Records:
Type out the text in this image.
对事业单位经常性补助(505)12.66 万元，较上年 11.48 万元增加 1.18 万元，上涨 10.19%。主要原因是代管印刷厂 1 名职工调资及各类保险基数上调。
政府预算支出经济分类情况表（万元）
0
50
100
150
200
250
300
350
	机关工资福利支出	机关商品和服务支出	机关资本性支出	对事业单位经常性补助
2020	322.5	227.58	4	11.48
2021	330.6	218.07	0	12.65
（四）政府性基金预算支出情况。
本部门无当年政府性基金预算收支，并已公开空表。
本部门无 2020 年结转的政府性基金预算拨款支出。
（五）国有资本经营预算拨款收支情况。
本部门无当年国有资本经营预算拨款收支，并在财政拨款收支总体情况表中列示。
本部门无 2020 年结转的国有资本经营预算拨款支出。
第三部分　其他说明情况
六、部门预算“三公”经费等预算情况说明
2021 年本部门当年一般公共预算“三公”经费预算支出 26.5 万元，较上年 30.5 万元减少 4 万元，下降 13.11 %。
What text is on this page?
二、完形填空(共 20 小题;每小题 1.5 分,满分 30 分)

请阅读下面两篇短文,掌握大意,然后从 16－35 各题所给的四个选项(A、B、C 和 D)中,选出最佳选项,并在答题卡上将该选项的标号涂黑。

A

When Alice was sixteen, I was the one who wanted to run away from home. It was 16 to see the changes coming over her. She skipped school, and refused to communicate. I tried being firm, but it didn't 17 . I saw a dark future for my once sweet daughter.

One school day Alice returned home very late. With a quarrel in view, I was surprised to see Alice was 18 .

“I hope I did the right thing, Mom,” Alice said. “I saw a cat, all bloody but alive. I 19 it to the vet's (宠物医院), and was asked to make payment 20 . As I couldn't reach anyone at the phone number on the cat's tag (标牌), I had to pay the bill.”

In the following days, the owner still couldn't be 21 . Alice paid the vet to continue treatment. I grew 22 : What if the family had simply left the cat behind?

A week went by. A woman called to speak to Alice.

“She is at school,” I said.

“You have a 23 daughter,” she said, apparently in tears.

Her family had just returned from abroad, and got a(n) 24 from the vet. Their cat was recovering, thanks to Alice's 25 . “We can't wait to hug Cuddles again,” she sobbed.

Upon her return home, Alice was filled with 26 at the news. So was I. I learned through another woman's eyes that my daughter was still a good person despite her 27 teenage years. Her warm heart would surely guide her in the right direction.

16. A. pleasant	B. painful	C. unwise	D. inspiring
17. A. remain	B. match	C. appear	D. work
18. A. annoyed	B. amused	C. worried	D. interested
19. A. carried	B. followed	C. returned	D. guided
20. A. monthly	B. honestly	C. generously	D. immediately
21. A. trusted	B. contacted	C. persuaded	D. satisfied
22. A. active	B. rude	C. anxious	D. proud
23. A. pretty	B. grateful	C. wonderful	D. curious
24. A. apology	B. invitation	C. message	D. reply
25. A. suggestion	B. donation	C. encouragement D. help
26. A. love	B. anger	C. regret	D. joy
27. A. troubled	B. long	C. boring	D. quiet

What is asked:
Restate the whole of the material exactly.

Reply:
Type out the text in this image.
对事业单位经常性补助(505)12.66 万元，较上年 11.48 万元增加 1.18 万元，上涨 10.19%。主要原因是代管印刷厂 1 名职工调资及各类保险基数上调。
政府预算支出经济分类情况表（万元）
0
50
100
150
200
250
300
350
	机关工资福利支出	机关商品和服务支出	机关资本性支出	对事业单位经常性补助
2020	322.5	227.58	4	11.48
2021	330.6	218.07	0	12.65
（四）政府性基金预算支出情况。
本部门无当年政府性基金预算收支，并已公开空表。
本部门无 2020 年结转的政府性基金预算拨款支出。
（五）国有资本经营预算拨款收支情况。
本部门无当年国有资本经营预算拨款收支，并在财政拨款收支总体情况表中列示。
本部门无 2020 年结转的国有资本经营预算拨款支出。
第三部分　其他说明情况
六、部门预算“三公”经费等预算情况说明
2021 年本部门当年一般公共预算“三公”经费预算支出 26.5 万元，较上年 30.5 万元减少 4 万元，下降 13.11 %。
What text is on this page?
二、完形填空(共 20 小题;每小题 1.5 分,满分 30 分)

请阅读下面两篇短文,掌握大意,然后从 16－35 各题所给的四个选项(A、B、C 和 D)中,选出最佳选项,并在答题卡上将该选项的标号涂黑。

A

When Alice was sixteen, I was the one who wanted to run away from home. It was 16 to see the changes coming over her. She skipped school, and refused to communicate. I tried being firm, but it didn't 17 . I saw a dark future for my once sweet daughter.

One school day Alice returned home very late. With a quarrel in view, I was surprised to see Alice was 18 .

“I hope I did the right thing, Mom,” Alice said. “I saw a cat, all bloody but alive. I 19 it to the vet's (宠物医院), and was asked to make payment 20 . As I couldn't reach anyone at the phone number on the cat's tag (标牌), I had to pay the bill.”

In the following days, the owner still couldn't be 21 . Alice paid the vet to continue treatment. I grew 22 : What if the family had simply left the cat behind?

A week went by. A woman called to speak to Alice.

“She is at school,” I said.

“You have a 23 daughter,” she said, apparently in tears.

Her family had just returned from abroad, and got a(n) 24 from the vet. Their cat was recovering, thanks to Alice's 25 . “We can't wait to hug Cuddles again,” she sobbed.

Upon her return home, Alice was filled with 26 at the news. So was I. I learned through another woman's eyes that my daughter was still a good person despite her 27 teenage years. Her warm heart would surely guide her in the right direction.

16. A. pleasant	B. painful	C. unwise	D. inspiring
17. A. remain	B. match	C. appear	D. work
18. A. annoyed	B. amused	C. worried	D. interested
19. A. carried	B. followed	C. returned	D. guided
20. A. monthly	B. honestly	C. generously	D. immediately
21. A. trusted	B. contacted	C. persuaded	D. satisfied
22. A. active	B. rude	C. anxious	D. proud
23. A. pretty	B. grateful	C. wonderful	D. curious
24. A. apology	B. invitation	C. message	D. reply
25. A. suggestion	B. donation	C. encouragement D. help
26. A. love	B. anger	C. regret	D. joy
27. A. troubled	B. long	C. boring	D. quiet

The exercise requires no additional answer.